Supplied records:
------------------------------------------------------------------------
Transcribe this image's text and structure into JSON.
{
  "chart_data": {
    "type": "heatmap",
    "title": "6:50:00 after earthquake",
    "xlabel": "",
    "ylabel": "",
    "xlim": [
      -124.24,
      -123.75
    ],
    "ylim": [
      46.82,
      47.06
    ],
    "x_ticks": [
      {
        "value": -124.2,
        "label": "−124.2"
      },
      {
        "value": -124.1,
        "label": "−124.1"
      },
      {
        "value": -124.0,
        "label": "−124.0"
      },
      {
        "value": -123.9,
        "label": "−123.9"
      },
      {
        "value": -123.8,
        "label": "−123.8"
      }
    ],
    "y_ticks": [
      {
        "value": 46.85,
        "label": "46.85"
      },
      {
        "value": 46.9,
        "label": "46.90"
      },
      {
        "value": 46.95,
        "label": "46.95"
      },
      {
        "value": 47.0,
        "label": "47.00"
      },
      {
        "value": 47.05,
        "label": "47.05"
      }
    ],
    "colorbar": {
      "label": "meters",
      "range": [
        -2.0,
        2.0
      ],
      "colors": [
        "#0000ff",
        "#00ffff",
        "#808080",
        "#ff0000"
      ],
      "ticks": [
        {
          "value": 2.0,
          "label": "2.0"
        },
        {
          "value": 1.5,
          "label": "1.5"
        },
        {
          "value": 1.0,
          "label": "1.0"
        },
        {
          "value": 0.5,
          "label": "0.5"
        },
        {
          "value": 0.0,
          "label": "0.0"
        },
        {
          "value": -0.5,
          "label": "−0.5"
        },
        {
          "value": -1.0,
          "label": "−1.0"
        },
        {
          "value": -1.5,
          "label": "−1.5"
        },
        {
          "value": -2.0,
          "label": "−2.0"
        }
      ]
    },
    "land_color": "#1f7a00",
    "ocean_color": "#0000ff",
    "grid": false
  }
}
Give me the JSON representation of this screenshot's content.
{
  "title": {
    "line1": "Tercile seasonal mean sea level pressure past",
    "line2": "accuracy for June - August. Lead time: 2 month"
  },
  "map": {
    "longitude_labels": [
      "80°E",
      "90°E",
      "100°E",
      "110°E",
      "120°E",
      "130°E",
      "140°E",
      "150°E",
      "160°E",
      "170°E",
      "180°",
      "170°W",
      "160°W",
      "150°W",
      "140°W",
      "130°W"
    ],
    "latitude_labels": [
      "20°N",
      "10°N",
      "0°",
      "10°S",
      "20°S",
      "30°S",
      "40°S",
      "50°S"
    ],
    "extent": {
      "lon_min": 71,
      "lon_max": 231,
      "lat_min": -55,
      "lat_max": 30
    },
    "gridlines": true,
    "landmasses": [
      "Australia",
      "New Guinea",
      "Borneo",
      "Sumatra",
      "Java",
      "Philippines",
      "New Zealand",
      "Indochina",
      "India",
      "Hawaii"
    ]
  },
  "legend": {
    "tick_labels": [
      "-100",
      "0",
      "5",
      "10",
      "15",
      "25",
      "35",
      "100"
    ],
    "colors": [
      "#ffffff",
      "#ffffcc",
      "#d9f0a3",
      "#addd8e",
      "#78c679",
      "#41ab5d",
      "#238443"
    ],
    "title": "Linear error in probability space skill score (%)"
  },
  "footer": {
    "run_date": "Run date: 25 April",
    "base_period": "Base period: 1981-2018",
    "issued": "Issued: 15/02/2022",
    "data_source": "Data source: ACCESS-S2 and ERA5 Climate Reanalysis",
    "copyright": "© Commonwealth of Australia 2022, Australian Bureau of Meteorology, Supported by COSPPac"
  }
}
------------------------------------------------------------------------
Directions for this task: Filter the records above for lines containing the word "JSON", and copy those lines.

Exercise result:
Transcribe this image's text and structure into JSON.
Give me the JSON representation of this screenshot's content.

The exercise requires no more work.